EXTRACTO PROPORCIONADO ▸
★ ★ ★
Sylvain Chomet es un mago. Realizó en 2003 un primer largo titulado “Bienvenidos a Belleville”, candidato al Oscar a mejor largometraje animado de aquel año, y participó en 2006 en la cinta de autoría compartida “Paris, je t’aime”, dirigiendo el fragmento “Tour Eiffel”. En 2010 estrenó en Francia “El ilusionista”, película que llega ahora a nuestro país con un considerable retraso, sobre todo si tenemos en cuenta que también compitió en su momento en la carrera por la estatuilla dorada (siendo barrida, al igual que la estupenda “Cómo entrenar a tu dragón”, por una “Toy Story 3” que sencillamente no tenía rival).

Para “El ilusionista”, Chomet contó con un viejo guión escrito por el actor y director Jacques Tati: la historia de un solitario prestidigitador llamado Tatischeff (apellido real de Tati) que sobrevive aceptando espectáculos mal pagados allí donde se le presenta la ocasión de hacer un bolo. Perdido el favor de un público más interesado en la emergente música rock, el ilusionista recala en un remoto pueblo costero escocés donde conocerá a la joven Alice. Impresionada por los trucos de Tatischeff, que ella cree reales, la muchacha decidirá acompañarlo en su viaje a Edimburgo, donde ambos deberán afrontar la realidad de un mundo moderno para el que ninguno de los dos está preparado.

Siendo una cinta prácticamente muda, resulta pasmoso comprobar cómo Tati y Chomet son perfectamente capaces de desarrollar con inaudita facilidad una narración tan emocionalmente compleja como la que “El ilusionista” propone al espectador. No es ésta, desde luego, una película para el público infantil. No porque incluya escenas violentas o sexuales, pues la cinta está totalmente desprovista de malicia, sino porque la reflexión que plantea requiere de una considerable madurez para su buena digestión. Y, sobre todo, porque es una película que transpira un entrañable patetismo y una honda tristeza incluso en sus momentos más divertidos.

La primera media hora del film es maravillosa. La presentación de Tatischeff y del mundillo de la farándula que lo rodea contiene momentos descacharrantes e impacta además por la expresividad de los personajes y la gran calidad de la animación. Es tras la llegada de los protagonistas a la capital escocesa donde se produce un pequeño bajón en la intensidad del relato, tal vez porque la cinta necesita ahondar en el factor psicológico minimizando la cantidad de gags visuales y cargando las tintas en la relación entre el viejo ilusionista y su joven amiga. Sin embargo, este pequeño bache se perdona sin dificultad gracias a una resolución que derrocha sabiduría audiovisual y una humanidad desarmante.

Probablemente la carrera comercial de “El ilusionista” en las salas españolas sea breve. El público prototípico de las multisalas la considerará una rareza francesa de animación tradicional (en un momento en que lo tridimensional está más de moda que nunca) y se resistirá a darle una oportunidad (más aún teniendo a su disposición joyas como “Los tres mosqueteros”, “Larry Crowne, nunca es tarde” o “Con derecho a roce”); los padres preferirán llevar a sus retoños a disfrutar de títulos más adecuados para la edad infantil como “Los pitufos” o “Phineas y Ferb: a través de la segunda dimensión”, y a estas alturas el espectador realmente interesado en la obra de Chomet probablemente ya la habrá disfrutado por vías (digamos) irregulares. Ése es el precio que pagan las distribuidoras al estrenar una película con más un año de diferencia respecto a su país de origen.

Total, que la maldición de Tatischeff perseguirá a “El ilusionista” también en su andadura por el circuito cinematográfico español: la magia existe, pero las personas han dejado de apreciarla.

 (“El ilusionista” se estrena en los cines de España el próximo 7 de octubre.)
★ ★ ★
Registros almacenados:
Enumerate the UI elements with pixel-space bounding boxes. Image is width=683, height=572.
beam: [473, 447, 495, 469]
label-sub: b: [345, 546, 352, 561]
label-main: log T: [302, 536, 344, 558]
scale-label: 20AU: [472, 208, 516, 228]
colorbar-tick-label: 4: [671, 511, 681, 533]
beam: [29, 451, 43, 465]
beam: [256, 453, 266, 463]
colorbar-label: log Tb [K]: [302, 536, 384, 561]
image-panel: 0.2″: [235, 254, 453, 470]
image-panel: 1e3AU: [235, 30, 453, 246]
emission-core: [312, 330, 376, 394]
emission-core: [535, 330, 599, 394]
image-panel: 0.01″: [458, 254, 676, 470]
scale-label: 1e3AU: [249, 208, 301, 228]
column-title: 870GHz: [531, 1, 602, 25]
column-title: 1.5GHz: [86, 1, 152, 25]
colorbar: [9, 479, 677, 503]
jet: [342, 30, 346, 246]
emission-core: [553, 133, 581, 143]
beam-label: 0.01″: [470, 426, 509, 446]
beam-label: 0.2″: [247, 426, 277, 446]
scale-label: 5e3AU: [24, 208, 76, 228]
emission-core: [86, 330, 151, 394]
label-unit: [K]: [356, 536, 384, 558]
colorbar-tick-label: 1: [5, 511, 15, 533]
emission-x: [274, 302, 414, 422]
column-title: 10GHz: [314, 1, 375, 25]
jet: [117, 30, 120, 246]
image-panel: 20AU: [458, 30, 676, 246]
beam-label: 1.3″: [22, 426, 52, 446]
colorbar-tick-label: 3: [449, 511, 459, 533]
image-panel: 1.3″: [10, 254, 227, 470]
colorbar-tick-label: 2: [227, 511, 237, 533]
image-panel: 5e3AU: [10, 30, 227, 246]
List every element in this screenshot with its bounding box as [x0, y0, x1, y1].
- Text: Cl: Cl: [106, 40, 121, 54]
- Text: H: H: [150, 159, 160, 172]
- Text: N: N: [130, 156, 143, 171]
★ ★ ★
TAREA ASIGNADA 1 ▸
Transcribe de la reseña sobre "El ilusionista" el fragmento comprendido entre "Siendo una cinta" y "momentos más divertidos.", ambos inclusive.
TAREA ASIGNADA 2 ▸
Según la reseña sobre "El ilusionista", ¿quién escribió el viejo guion con el que contó Chomet para la película?

RESPUESTA ESCRITA 1 ▸
Siendo una cinta prácticamente muda, resulta pasmoso comprobar cómo Tati y Chomet son perfectamente capaces de desarrollar con inaudita facilidad una narración tan emocionalmente compleja como la que “El ilusionista” propone al espectador. No es ésta, desde luego, una película para el público infantil. No porque incluya escenas violentas o sexuales, pues la cinta está totalmente desprovista de malicia, sino porque la reflexión que plantea requiere de una considerable madurez para su buena digestión. Y, sobre todo, porque es una película que transpira un entrañable patetismo y una honda tristeza incluso en sus momentos más divertidos.

RESPUESTA ESCRITA 2 ▸
El actor y director Jacques Tati.